* PROBLEM REQUIREMENTS *
The exercise asks you to copy every line below in which "type" appears.

** Begin RECORD EXTRACTS **

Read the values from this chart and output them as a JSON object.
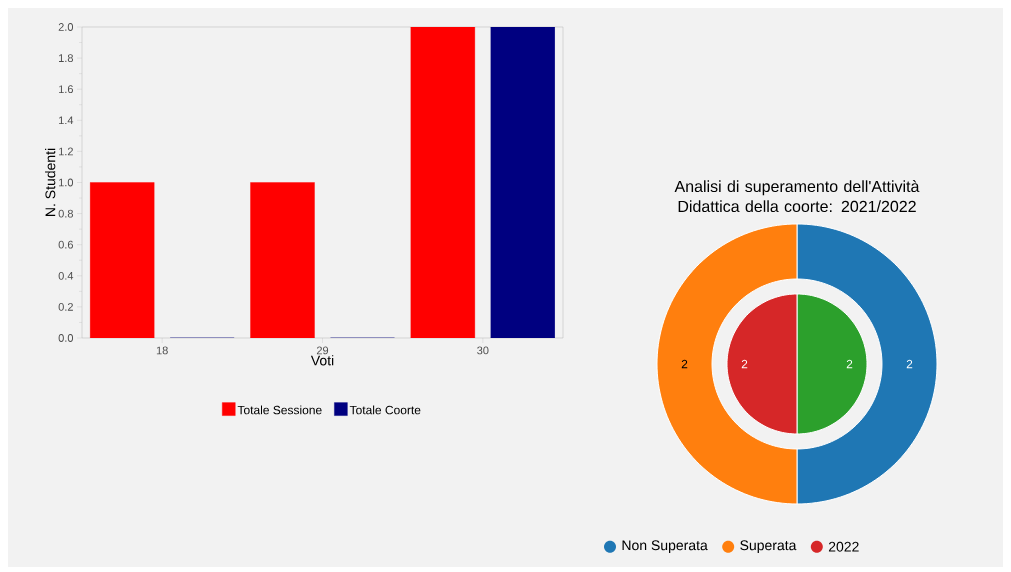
{
  "chart_data": [
    {
      "type": "bar",
      "xlabel": "Voti",
      "ylabel": "N. Studenti",
      "categories": [
        "18",
        "29",
        "30"
      ],
      "series": [
        {
          "name": "Totale Sessione",
          "color": "#ff0000",
          "values": [
            1,
            1,
            2
          ]
        },
        {
          "name": "Totale Coorte",
          "color": "#000080",
          "values": [
            0,
            0,
            2
          ]
        }
      ],
      "ylim": [
        0,
        2
      ],
      "yticks": [
        {
          "value": 0,
          "label": "0.0"
        },
        {
          "value": 0.2,
          "label": "0.2"
        },
        {
          "value": 0.4,
          "label": "0.4"
        },
        {
          "value": 0.6,
          "label": "0.6"
        },
        {
          "value": 0.8,
          "label": "0.8"
        },
        {
          "value": 1,
          "label": "1.0"
        },
        {
          "value": 1.2,
          "label": "1.2"
        },
        {
          "value": 1.4,
          "label": "1.4"
        },
        {
          "value": 1.6,
          "label": "1.6"
        },
        {
          "value": 1.8,
          "label": "1.8"
        },
        {
          "value": 2,
          "label": "2.0"
        }
      ],
      "legend": "bottom"
    },
    {
      "type": "donut",
      "title": "Analisi di superamento dell'Attività Didattica della coorte: 2021/2022",
      "categories": [
        "Non Superata",
        "Superata"
      ],
      "series": [
        {
          "values": [
            2,
            2
          ],
          "colors": [
            "#1f77b4",
            "#ff7f0e"
          ]
        },
        {
          "name": "2022",
          "color": "#d62728",
          "values": [
            2,
            2
          ],
          "colors": [
            "#2ca02c",
            "#d62728"
          ]
        }
      ],
      "data_labels": true,
      "legend": "bottom"
    }
  ]
}
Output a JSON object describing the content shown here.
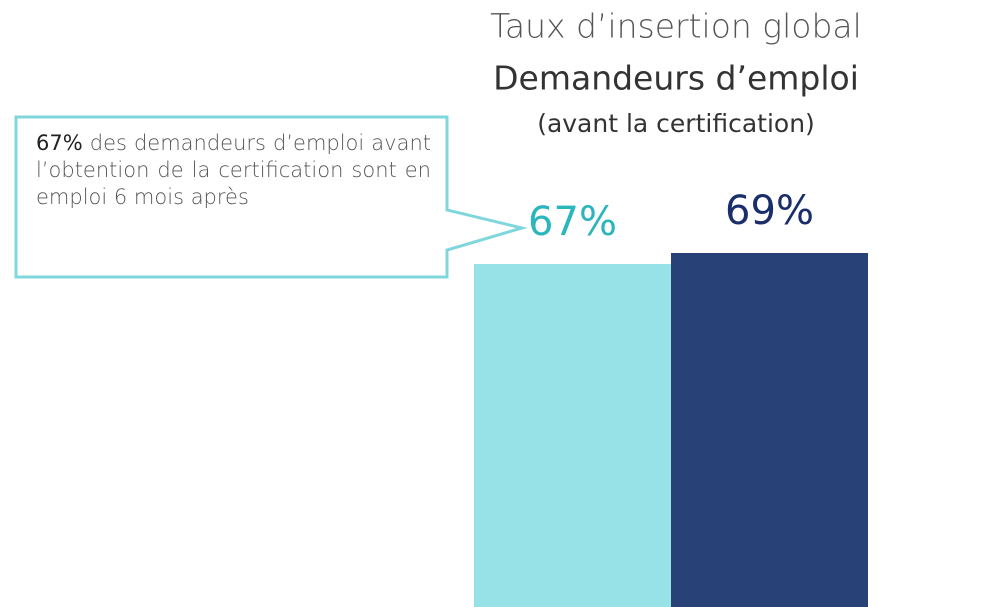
{
  "chart_data": {
    "type": "bar",
    "title": "Taux d’insertion global",
    "subtitle": "Demandeurs d’emploi",
    "subtitle2": "(avant la certification)",
    "categories": [
      null,
      null
    ],
    "values": [
      67,
      69
    ],
    "value_labels": [
      "67%",
      "69%"
    ],
    "colors": [
      "#96e2e6",
      "#284278"
    ],
    "label_colors": [
      "#2bb5bd",
      "#1a2e6b"
    ],
    "annotation": {
      "bold": "67%",
      "text": "des demandeurs d’emploi avant l’obtention de la certification sont en emploi 6 mois après"
    }
  }
}
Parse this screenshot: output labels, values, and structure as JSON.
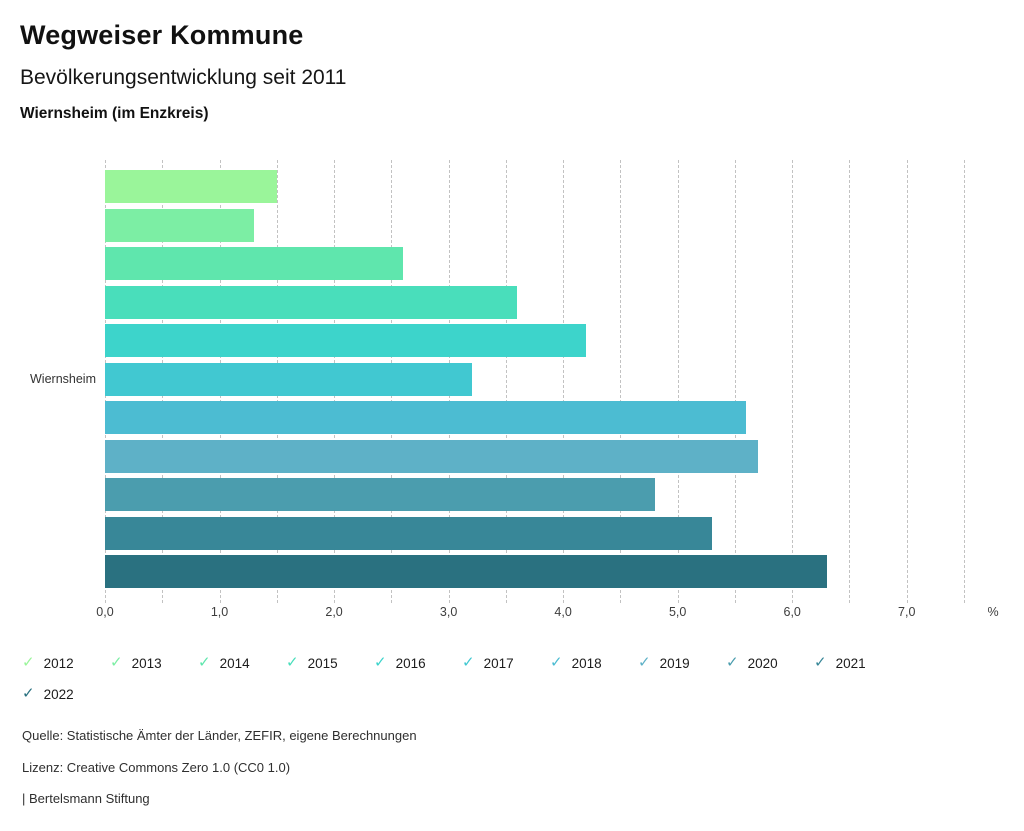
{
  "header": {
    "title": "Wegweiser Kommune",
    "subtitle": "Bevölkerungsentwicklung seit 2011",
    "region": "Wiernsheim (im Enzkreis)"
  },
  "chart_data": {
    "type": "bar",
    "orientation": "horizontal",
    "title": "Bevölkerungsentwicklung seit 2011",
    "category_label": "Wiernsheim",
    "unit": "%",
    "xlim": [
      0,
      7.5
    ],
    "grid_step": 0.5,
    "grid_style": "dashed-vertical",
    "x_ticks": [
      {
        "label": "0,0",
        "value": 0
      },
      {
        "label": "1,0",
        "value": 1
      },
      {
        "label": "2,0",
        "value": 2
      },
      {
        "label": "3,0",
        "value": 3
      },
      {
        "label": "4,0",
        "value": 4
      },
      {
        "label": "5,0",
        "value": 5
      },
      {
        "label": "6,0",
        "value": 6
      },
      {
        "label": "7,0",
        "value": 7
      }
    ],
    "series": [
      {
        "name": "2012",
        "value": 1.5,
        "color": "#9AF59A"
      },
      {
        "name": "2013",
        "value": 1.3,
        "color": "#7CEEA4"
      },
      {
        "name": "2014",
        "value": 2.6,
        "color": "#5FE6AD"
      },
      {
        "name": "2015",
        "value": 3.6,
        "color": "#49DEBB"
      },
      {
        "name": "2016",
        "value": 4.2,
        "color": "#3DD4CB"
      },
      {
        "name": "2017",
        "value": 3.2,
        "color": "#41C8D1"
      },
      {
        "name": "2018",
        "value": 5.6,
        "color": "#4CBCD2"
      },
      {
        "name": "2019",
        "value": 5.7,
        "color": "#5EB1C7"
      },
      {
        "name": "2020",
        "value": 4.8,
        "color": "#4B9DAE"
      },
      {
        "name": "2021",
        "value": 5.3,
        "color": "#388798"
      },
      {
        "name": "2022",
        "value": 6.3,
        "color": "#2A7180"
      }
    ],
    "legend_position": "bottom",
    "legend_icon": "check"
  },
  "footer": {
    "source": "Quelle: Statistische Ämter der Länder, ZEFIR, eigene Berechnungen",
    "license": "Lizenz: Creative Commons Zero 1.0 (CC0 1.0)",
    "brand": "| Bertelsmann Stiftung"
  }
}
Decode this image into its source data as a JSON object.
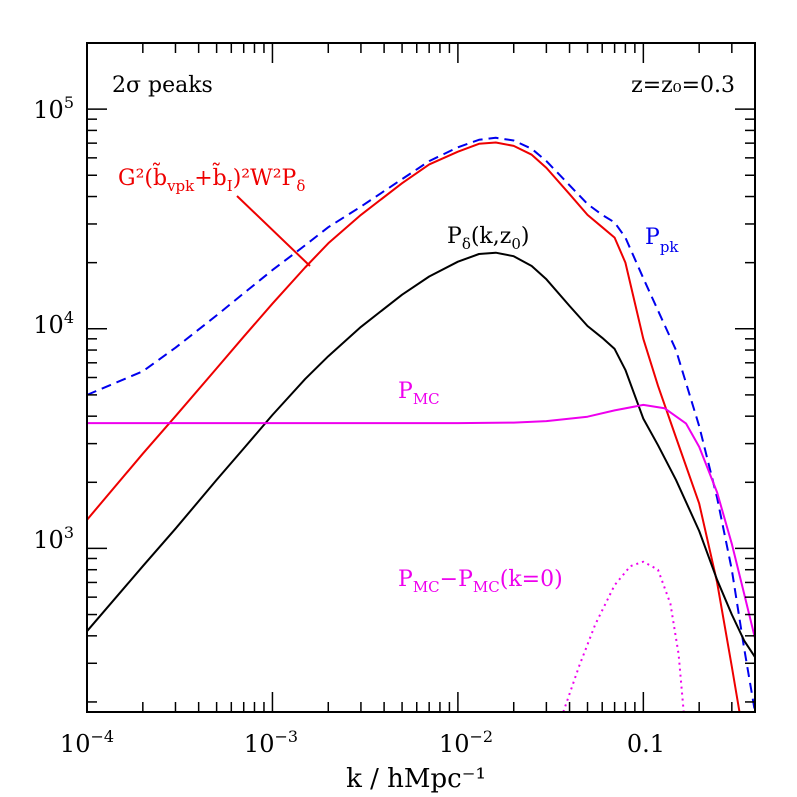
{
  "chart_data": {
    "type": "line",
    "xscale": "log",
    "yscale": "log",
    "xlim": [
      0.0001,
      0.4
    ],
    "ylim": [
      180,
      200000
    ],
    "xlabel": "k / hMpc⁻¹",
    "ylabel": "",
    "grid": false,
    "x_ticks": [
      {
        "value": 0.0001,
        "base": "10",
        "exp": "−4",
        "plain": ""
      },
      {
        "value": 0.001,
        "base": "10",
        "exp": "−3",
        "plain": ""
      },
      {
        "value": 0.01,
        "base": "10",
        "exp": "−2",
        "plain": ""
      },
      {
        "value": 0.1,
        "base": "",
        "exp": "",
        "plain": "0.1"
      }
    ],
    "y_ticks": [
      {
        "value": 1000,
        "base": "10",
        "exp": "3"
      },
      {
        "value": 10000,
        "base": "10",
        "exp": "4"
      },
      {
        "value": 100000,
        "base": "10",
        "exp": "5"
      }
    ],
    "annotations": {
      "top_left": "2σ peaks",
      "top_right": "z=z₀=0.3"
    },
    "series": [
      {
        "name": "P_pk",
        "color": "#0000ee",
        "dash": "dashed",
        "points": [
          [
            0.0001,
            5000
          ],
          [
            0.0002,
            6400
          ],
          [
            0.0003,
            8200
          ],
          [
            0.0005,
            11500
          ],
          [
            0.0007,
            14500
          ],
          [
            0.001,
            18500
          ],
          [
            0.0015,
            24000
          ],
          [
            0.002,
            29000
          ],
          [
            0.003,
            36000
          ],
          [
            0.005,
            48000
          ],
          [
            0.007,
            58000
          ],
          [
            0.01,
            67000
          ],
          [
            0.013,
            72500
          ],
          [
            0.016,
            74000
          ],
          [
            0.02,
            72000
          ],
          [
            0.025,
            66000
          ],
          [
            0.03,
            58000
          ],
          [
            0.04,
            45000
          ],
          [
            0.05,
            37000
          ],
          [
            0.06,
            33000
          ],
          [
            0.07,
            30500
          ],
          [
            0.08,
            26000
          ],
          [
            0.1,
            17000
          ],
          [
            0.15,
            8000
          ],
          [
            0.2,
            3600
          ],
          [
            0.25,
            1700
          ],
          [
            0.3,
            800
          ],
          [
            0.35,
            350
          ],
          [
            0.4,
            180
          ]
        ]
      },
      {
        "name": "G²(b̃_vpk+b̃_I)²W²P_δ",
        "color": "#ee0000",
        "dash": "solid",
        "points": [
          [
            0.0001,
            1350
          ],
          [
            0.0002,
            2700
          ],
          [
            0.0003,
            4000
          ],
          [
            0.0005,
            6600
          ],
          [
            0.0007,
            9200
          ],
          [
            0.001,
            13000
          ],
          [
            0.0015,
            19000
          ],
          [
            0.002,
            24500
          ],
          [
            0.003,
            33000
          ],
          [
            0.005,
            46000
          ],
          [
            0.007,
            56000
          ],
          [
            0.01,
            64000
          ],
          [
            0.013,
            69500
          ],
          [
            0.016,
            70500
          ],
          [
            0.02,
            68000
          ],
          [
            0.025,
            62000
          ],
          [
            0.03,
            54000
          ],
          [
            0.04,
            41000
          ],
          [
            0.05,
            33000
          ],
          [
            0.06,
            29000
          ],
          [
            0.07,
            26000
          ],
          [
            0.08,
            20000
          ],
          [
            0.1,
            9000
          ],
          [
            0.12,
            5500
          ],
          [
            0.15,
            3200
          ],
          [
            0.2,
            1600
          ],
          [
            0.25,
            700
          ],
          [
            0.3,
            290
          ],
          [
            0.33,
            180
          ]
        ]
      },
      {
        "name": "P_δ(k,z₀)",
        "color": "#000000",
        "dash": "solid",
        "points": [
          [
            0.0001,
            420
          ],
          [
            0.0002,
            830
          ],
          [
            0.0003,
            1230
          ],
          [
            0.0005,
            2050
          ],
          [
            0.0007,
            2850
          ],
          [
            0.001,
            4050
          ],
          [
            0.0015,
            5900
          ],
          [
            0.002,
            7500
          ],
          [
            0.003,
            10200
          ],
          [
            0.005,
            14300
          ],
          [
            0.007,
            17300
          ],
          [
            0.01,
            20200
          ],
          [
            0.013,
            21900
          ],
          [
            0.016,
            22200
          ],
          [
            0.02,
            21400
          ],
          [
            0.025,
            19300
          ],
          [
            0.03,
            16800
          ],
          [
            0.04,
            12700
          ],
          [
            0.05,
            10300
          ],
          [
            0.06,
            9100
          ],
          [
            0.07,
            8100
          ],
          [
            0.08,
            6500
          ],
          [
            0.1,
            3900
          ],
          [
            0.12,
            2950
          ],
          [
            0.15,
            2050
          ],
          [
            0.2,
            1200
          ],
          [
            0.25,
            720
          ],
          [
            0.3,
            500
          ],
          [
            0.35,
            380
          ],
          [
            0.4,
            320
          ]
        ]
      },
      {
        "name": "P_MC",
        "color": "#ee00ee",
        "dash": "solid",
        "points": [
          [
            0.0001,
            3720
          ],
          [
            0.001,
            3720
          ],
          [
            0.01,
            3720
          ],
          [
            0.02,
            3740
          ],
          [
            0.03,
            3800
          ],
          [
            0.05,
            3980
          ],
          [
            0.07,
            4250
          ],
          [
            0.1,
            4500
          ],
          [
            0.13,
            4350
          ],
          [
            0.17,
            3700
          ],
          [
            0.2,
            2900
          ],
          [
            0.25,
            1800
          ],
          [
            0.3,
            1050
          ],
          [
            0.35,
            620
          ],
          [
            0.4,
            390
          ]
        ]
      },
      {
        "name": "P_MC−P_MC(k=0)",
        "color": "#ee00ee",
        "dash": "dotted",
        "points": [
          [
            0.037,
            180
          ],
          [
            0.045,
            290
          ],
          [
            0.055,
            450
          ],
          [
            0.07,
            680
          ],
          [
            0.085,
            830
          ],
          [
            0.1,
            870
          ],
          [
            0.12,
            800
          ],
          [
            0.14,
            560
          ],
          [
            0.155,
            330
          ],
          [
            0.165,
            180
          ]
        ]
      }
    ],
    "curve_labels": {
      "red": {
        "main": "G²(b̃",
        "sub1": "vpk",
        "mid": "+b̃",
        "sub2": "I",
        "tail": ")²W²P",
        "sub3": "δ"
      },
      "black": {
        "main": "P",
        "sub1": "δ",
        "tail": "(k,z",
        "sub2": "0",
        "end": ")"
      },
      "blue": {
        "main": "P",
        "sub": "pk"
      },
      "magenta": {
        "main": "P",
        "sub": "MC"
      },
      "magenta_dotted": {
        "p1": "P",
        "s1": "MC",
        "mid": "−P",
        "s2": "MC",
        "tail": "(k=0)"
      }
    }
  }
}
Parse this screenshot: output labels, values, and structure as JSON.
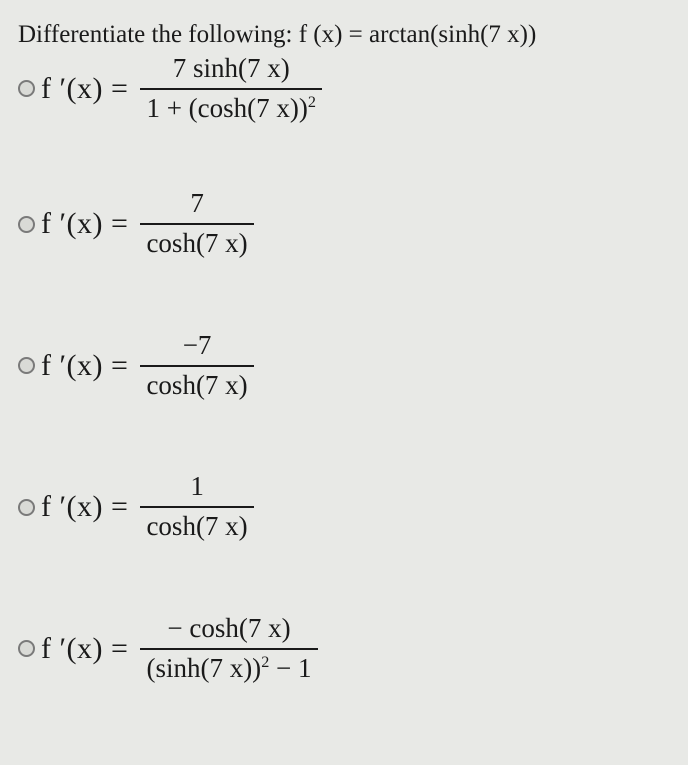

** End RECORD EXTRACTS **

* ANSWER BELOW *
      "type": "bar",
      "type": "donut",
    "type": "bar",
    "type": "bar",
    "type": "line",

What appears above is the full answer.